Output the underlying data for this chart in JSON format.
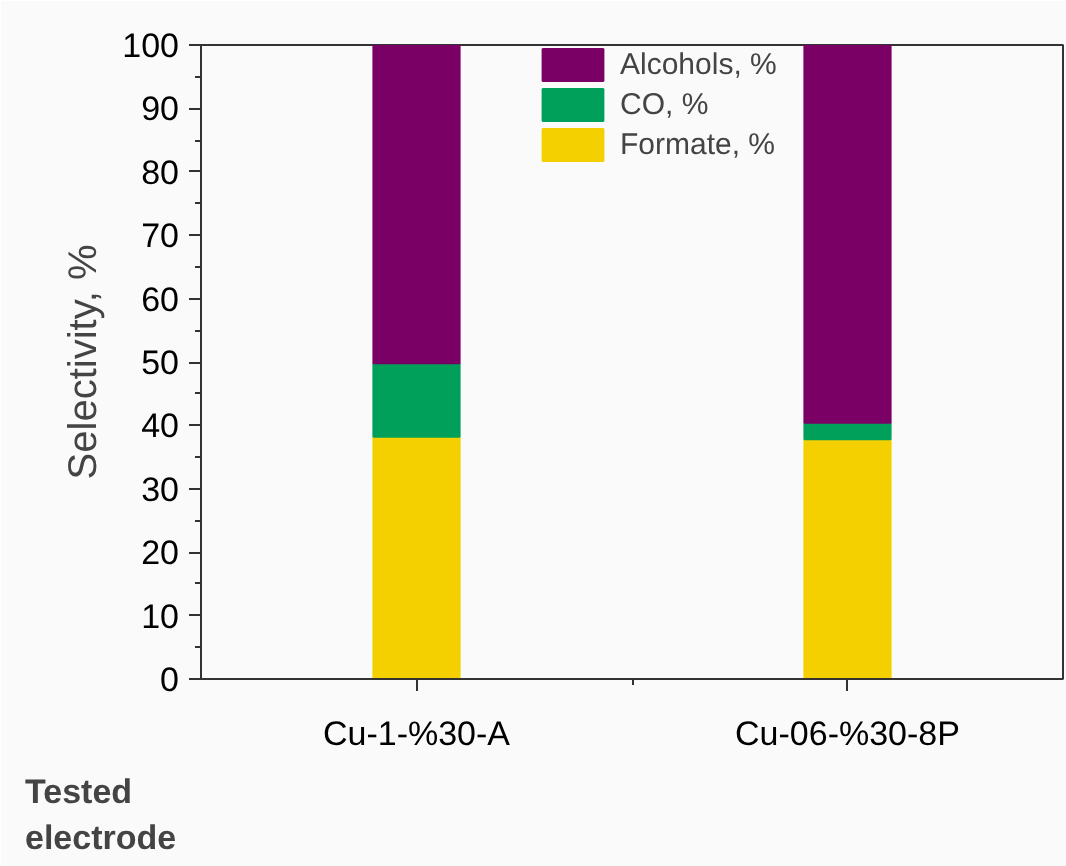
{
  "chart_data": {
    "type": "bar",
    "stacked": true,
    "ylabel": "Selectivity, %",
    "xlabel": "Tested electrode",
    "categories": [
      "Cu-1-%30-A",
      "Cu-06-%30-8P"
    ],
    "series": [
      {
        "name": "Formate, %",
        "color": "#f5d000",
        "values": [
          38.2,
          37.8
        ]
      },
      {
        "name": "CO, %",
        "color": "#00a05a",
        "values": [
          11.6,
          2.6
        ]
      },
      {
        "name": "Alcohols, %",
        "color": "#7b0066",
        "values": [
          50.2,
          59.6
        ]
      }
    ],
    "ylim": [
      0,
      100
    ],
    "yticks": [
      0,
      10,
      20,
      30,
      40,
      50,
      60,
      70,
      80,
      90,
      100
    ],
    "grid": false,
    "legend": "top"
  }
}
■ ■ ■
### Task details
Keep the pictures out of your copy, and repeat every entry above exactly.

### Solution below
Output the underlying data for this chart in JSON format.
{
  "chart_data": {
    "type": "bar",
    "stacked": true,
    "ylabel": "Selectivity, %",
    "xlabel": "Tested electrode",
    "categories": [
      "Cu-1-%30-A",
      "Cu-06-%30-8P"
    ],
    "series": [
      {
        "name": "Formate, %",
        "color": "#f5d000",
        "values": [
          38.2,
          37.8
        ]
      },
      {
        "name": "CO, %",
        "color": "#00a05a",
        "values": [
          11.6,
          2.6
        ]
      },
      {
        "name": "Alcohols, %",
        "color": "#7b0066",
        "values": [
          50.2,
          59.6
        ]
      }
    ],
    "ylim": [
      0,
      100
    ],
    "yticks": [
      0,
      10,
      20,
      30,
      40,
      50,
      60,
      70,
      80,
      90,
      100
    ],
    "grid": false,
    "legend": "top"
  }
}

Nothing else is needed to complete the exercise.